Written task: Reproduce verbatim the lines of the listing between the line containing "welcome-subtitle: How are" and the line containing "wrench-icon bbox=[383, 374, 398, 389]", inclusive.

***

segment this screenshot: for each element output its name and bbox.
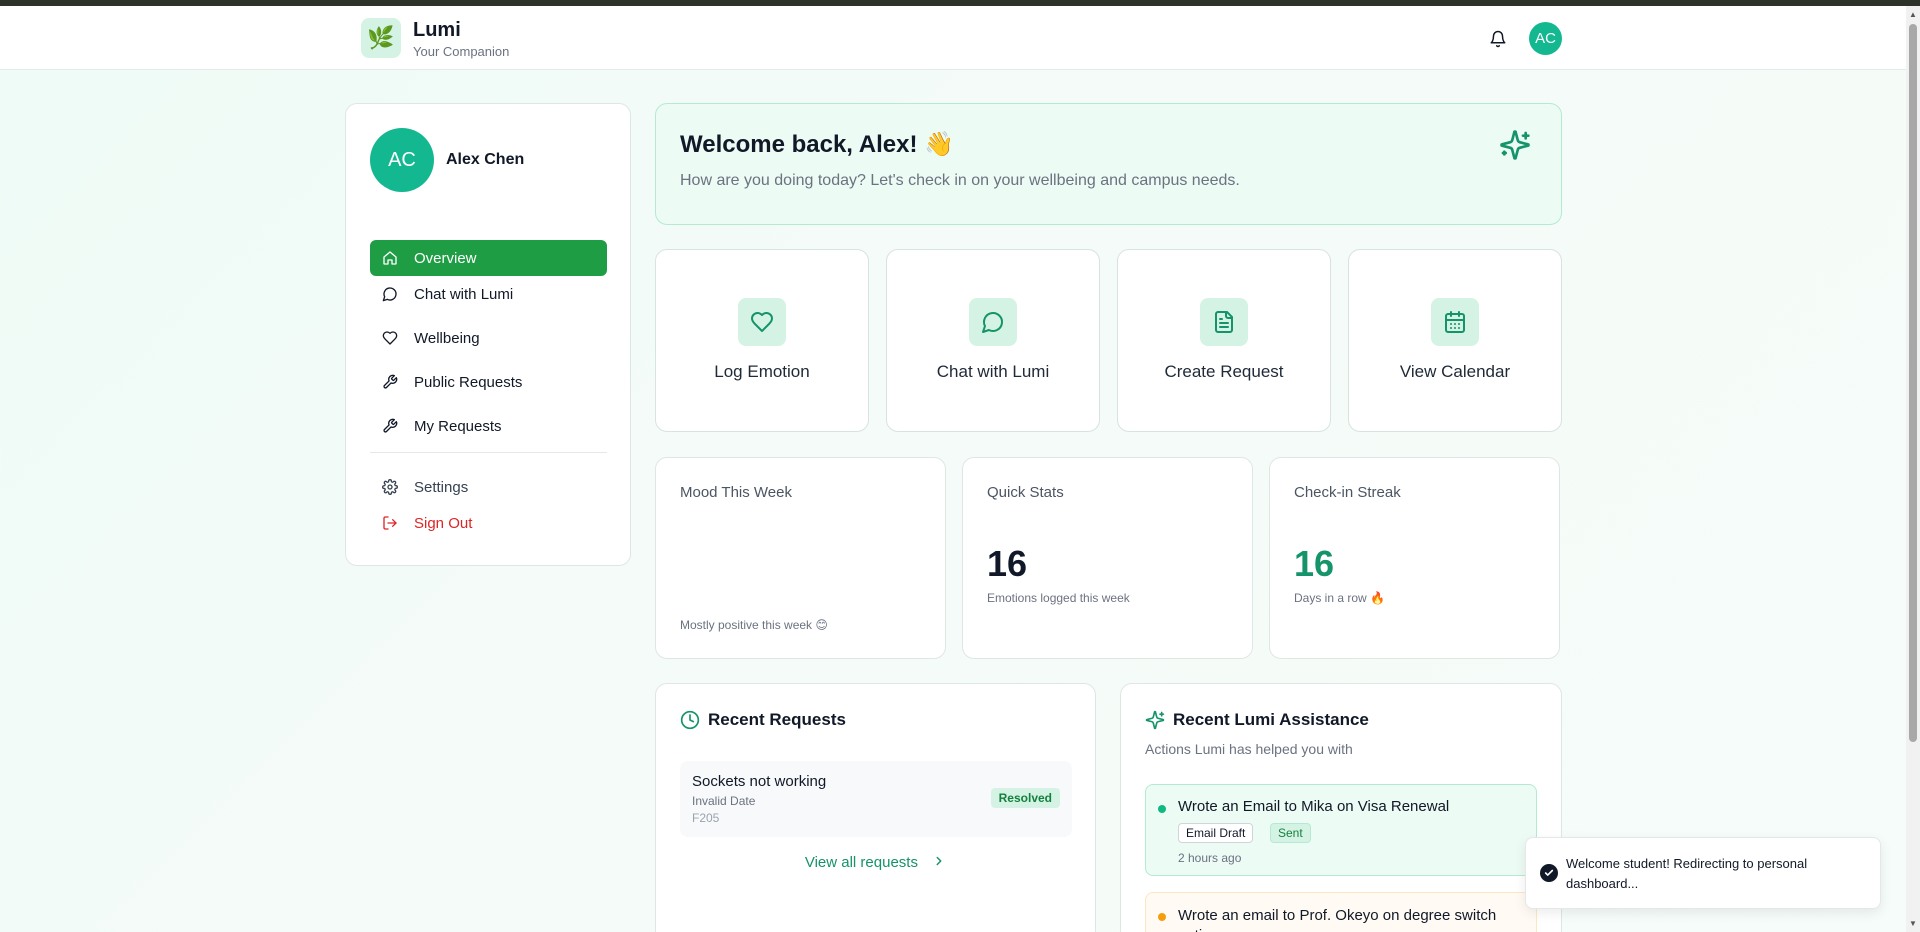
welcome-subtitle: How are you doing today? Let's check in … bbox=[680, 172, 1240, 189]
sidebar-item-settings[interactable]: Settings bbox=[370, 469, 607, 505]
section-title: Recent Requests bbox=[708, 710, 846, 729]
user-name: Alex Chen bbox=[446, 151, 525, 168]
status-dot bbox=[1158, 805, 1166, 813]
sidebar-item-public-requests[interactable]: Public Requests bbox=[370, 364, 607, 400]
assistance-item[interactable]: Wrote an email to Prof. Okeyo on degree … bbox=[1145, 892, 1537, 932]
toast-notification: Welcome student! Redirecting to personal… bbox=[1525, 837, 1881, 909]
card-caption: Emotions logged this week bbox=[987, 591, 1130, 605]
wrench-icon bbox=[383, 374, 398, 389]
view-calendar-button[interactable]: View Calendar bbox=[1348, 249, 1562, 432]
chat-bubble-icon bbox=[982, 312, 1003, 333]
action-label: View Calendar bbox=[1399, 362, 1511, 381]
card-title: Quick Stats bbox=[987, 484, 1064, 501]
request-title: Sockets not working bbox=[692, 773, 827, 790]
mood-this-week-card: Mood This Week Mostly positive this week… bbox=[655, 457, 946, 659]
scrollbar-thumb[interactable] bbox=[1909, 24, 1917, 742]
heart-icon-box bbox=[738, 298, 786, 346]
sidebar-item-label: Public Requests bbox=[414, 373, 523, 391]
assistance-item[interactable]: Wrote an Email to Mika on Visa Renewal E… bbox=[1145, 784, 1537, 876]
home-icon bbox=[383, 251, 397, 265]
page-scrollbar[interactable]: ▲ ▼ bbox=[1906, 6, 1920, 932]
request-location: F205 bbox=[692, 811, 720, 825]
assistance-title: Wrote an Email to Mika on Visa Renewal bbox=[1178, 798, 1450, 815]
sidebar-item-overview[interactable]: Overview bbox=[370, 240, 607, 276]
app-title: Lumi bbox=[413, 19, 461, 41]
tag-email-draft: Email Draft bbox=[1178, 823, 1254, 843]
assistance-time: 2 hours ago bbox=[1178, 851, 1242, 865]
check-in-streak-card: Check-in Streak 16 Days in a row 🔥 bbox=[1269, 457, 1560, 659]
wrench-icon bbox=[383, 418, 398, 433]
leaf-logo-icon: 🌿 bbox=[361, 18, 401, 58]
assistance-title: Wrote an email to Prof. Okeyo on degree … bbox=[1178, 907, 1497, 932]
sidebar-item-label: My Requests bbox=[414, 417, 502, 435]
tag-sent: Sent bbox=[1270, 823, 1311, 843]
request-list-item[interactable]: Sockets not working Invalid Date F205 Re… bbox=[680, 761, 1072, 837]
section-title: Recent Lumi Assistance bbox=[1173, 710, 1369, 729]
welcome-banner: Welcome back, Alex! 👋 How are you doing … bbox=[655, 103, 1562, 225]
action-label: Chat with Lumi bbox=[936, 362, 1050, 381]
chat-icon-box bbox=[969, 298, 1017, 346]
sidebar: AC Alex Chen Overview Chat with Lumi Wel… bbox=[345, 103, 631, 566]
streak-count: 16 bbox=[1294, 543, 1335, 584]
status-badge: Resolved bbox=[990, 788, 1060, 808]
create-request-button[interactable]: Create Request bbox=[1117, 249, 1331, 432]
chat-with-lumi-button[interactable]: Chat with Lumi bbox=[886, 249, 1100, 432]
request-date: Invalid Date bbox=[692, 794, 756, 808]
chevron-right-icon bbox=[936, 856, 942, 866]
status-dot bbox=[1158, 913, 1166, 921]
profile-avatar: AC bbox=[370, 128, 434, 192]
sign-out-icon bbox=[383, 516, 397, 530]
sidebar-item-my-requests[interactable]: My Requests bbox=[370, 408, 607, 444]
sidebar-divider bbox=[370, 452, 607, 453]
section-subtitle: Actions Lumi has helped you with bbox=[1145, 741, 1353, 757]
quick-stats-card: Quick Stats 16 Emotions logged this week bbox=[962, 457, 1253, 659]
sidebar-item-wellbeing[interactable]: Wellbeing bbox=[370, 320, 607, 356]
card-title: Check-in Streak bbox=[1294, 484, 1401, 501]
emotions-count: 16 bbox=[987, 543, 1028, 584]
welcome-title: Welcome back, Alex! 👋 bbox=[680, 131, 954, 158]
scroll-down-arrow-icon[interactable]: ▼ bbox=[1909, 919, 1917, 928]
bell-icon[interactable] bbox=[1489, 30, 1507, 48]
document-icon-box bbox=[1200, 298, 1248, 346]
sparkles-icon bbox=[1500, 130, 1530, 160]
check-circle-icon bbox=[1540, 864, 1558, 882]
action-label: Log Emotion bbox=[714, 362, 810, 381]
heart-icon bbox=[751, 312, 773, 332]
scroll-up-arrow-icon[interactable]: ▲ bbox=[1909, 10, 1917, 19]
mood-summary: Mostly positive this week 😊 bbox=[680, 618, 828, 632]
gear-icon bbox=[382, 479, 398, 495]
sidebar-item-label: Settings bbox=[414, 478, 469, 496]
recent-lumi-assistance-card: Recent Lumi Assistance Actions Lumi has … bbox=[1120, 683, 1562, 932]
card-caption: Days in a row 🔥 bbox=[1294, 591, 1385, 605]
recent-requests-card: Recent Requests Sockets not working Inva… bbox=[655, 683, 1096, 932]
top-header: 🌿 Lumi Your Companion AC bbox=[0, 6, 1906, 70]
toast-message: Welcome student! Redirecting to personal… bbox=[1566, 856, 1808, 891]
sparkles-icon bbox=[1145, 710, 1165, 730]
sidebar-item-label: Sign Out bbox=[414, 514, 473, 532]
clock-icon bbox=[680, 710, 700, 730]
heart-icon bbox=[382, 331, 398, 345]
log-emotion-button[interactable]: Log Emotion bbox=[655, 249, 869, 432]
card-title: Mood This Week bbox=[680, 484, 792, 501]
calendar-icon bbox=[1445, 311, 1465, 333]
view-all-requests-link[interactable]: View all requests bbox=[656, 854, 1095, 871]
sidebar-item-label: Wellbeing bbox=[414, 329, 480, 347]
app-subtitle: Your Companion bbox=[413, 44, 510, 59]
calendar-icon-box bbox=[1431, 298, 1479, 346]
sidebar-item-label: Chat with Lumi bbox=[414, 285, 514, 303]
chat-bubble-icon bbox=[382, 287, 397, 302]
document-icon bbox=[1215, 311, 1233, 333]
header-avatar[interactable]: AC bbox=[1529, 22, 1562, 55]
action-label: Create Request bbox=[1164, 362, 1284, 381]
sidebar-item-sign-out[interactable]: Sign Out bbox=[370, 505, 607, 541]
sidebar-item-label: Overview bbox=[414, 249, 477, 267]
sidebar-item-chat[interactable]: Chat with Lumi bbox=[370, 276, 607, 312]
link-label: View all requests bbox=[804, 854, 918, 871]
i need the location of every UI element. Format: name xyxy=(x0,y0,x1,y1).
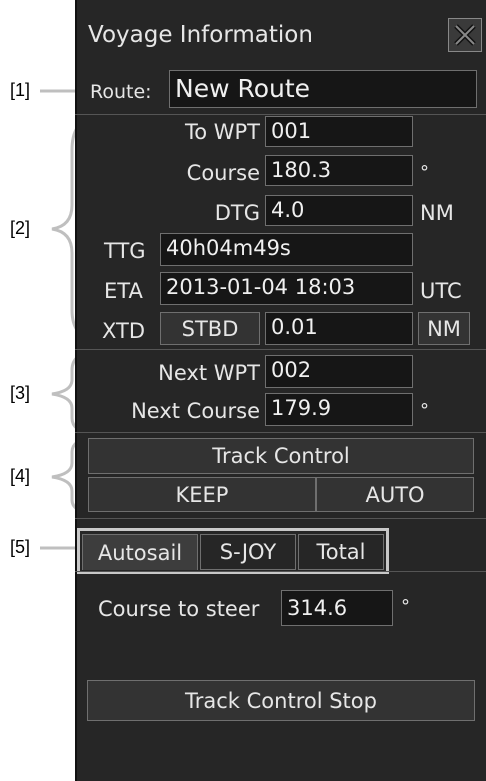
dtg-label: DTG xyxy=(214,201,260,225)
course-to-steer-label: Course to steer xyxy=(98,597,260,621)
route-field[interactable]: New Route xyxy=(169,70,477,108)
annotation-2: [2] xyxy=(10,218,31,238)
track-control-stop-button[interactable]: Track Control Stop xyxy=(87,680,475,721)
tab-autosail[interactable]: Autosail xyxy=(82,534,198,570)
window-title: Voyage Information xyxy=(88,22,313,48)
course-unit: ° xyxy=(420,162,429,183)
ttg-label: TTG xyxy=(104,239,146,263)
course-to-steer-unit: ° xyxy=(401,596,410,617)
xtd-side-indicator: STBD xyxy=(160,312,260,345)
course-to-steer-field[interactable]: 314.6 xyxy=(281,590,393,626)
dtg-unit: NM xyxy=(420,201,454,225)
xtd-unit-button[interactable]: NM xyxy=(418,312,470,345)
auto-button[interactable]: AUTO xyxy=(316,477,474,512)
annotation-1: [1] xyxy=(10,80,31,100)
track-control-header: Track Control xyxy=(88,438,474,474)
close-button[interactable] xyxy=(448,18,482,52)
next-course-unit: ° xyxy=(420,400,429,421)
keep-button[interactable]: KEEP xyxy=(88,477,316,512)
dtg-field: 4.0 xyxy=(265,195,413,226)
annotation-4: [4] xyxy=(10,466,31,486)
tab-s-joy[interactable]: S-JOY xyxy=(200,534,296,570)
eta-field: 2013-01-04 18:03 xyxy=(160,272,413,305)
course-field: 180.3 xyxy=(265,155,413,186)
next-wpt-label: Next WPT xyxy=(158,361,260,385)
eta-unit: UTC xyxy=(420,279,462,303)
next-course-field: 179.9 xyxy=(265,393,413,426)
annotation-3: [3] xyxy=(10,383,31,403)
tab-total[interactable]: Total xyxy=(298,534,384,570)
ttg-field: 40h04m49s xyxy=(160,233,413,266)
to-wpt-field: 001 xyxy=(265,116,413,147)
close-icon xyxy=(454,24,476,46)
next-wpt-field: 002 xyxy=(265,355,413,388)
eta-label: ETA xyxy=(104,279,143,303)
course-label: Course xyxy=(186,161,260,185)
annotation-5: [5] xyxy=(10,537,31,557)
to-wpt-label: To WPT xyxy=(184,120,260,144)
xtd-label: XTD xyxy=(102,319,146,343)
next-course-label: Next Course xyxy=(131,399,260,423)
xtd-field: 0.01 xyxy=(265,312,413,345)
route-label: Route: xyxy=(90,81,152,103)
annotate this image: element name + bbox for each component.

***

Exercise response:
welcome-subtitle: How are you doing today? Let's check in … bbox=[680, 172, 1240, 189]
sidebar-item-settings[interactable]: Settings bbox=[370, 469, 607, 505]
section-title: Recent Requests bbox=[708, 710, 846, 729]
user-name: Alex Chen bbox=[446, 151, 525, 168]
status-dot bbox=[1158, 805, 1166, 813]
sidebar-item-public-requests[interactable]: Public Requests bbox=[370, 364, 607, 400]
assistance-item[interactable]: Wrote an email to Prof. Okeyo on degree … bbox=[1145, 892, 1537, 932]
toast-notification: Welcome student! Redirecting to personal… bbox=[1525, 837, 1881, 909]
card-caption: Emotions logged this week bbox=[987, 591, 1130, 605]
wrench-icon bbox=[383, 374, 398, 389]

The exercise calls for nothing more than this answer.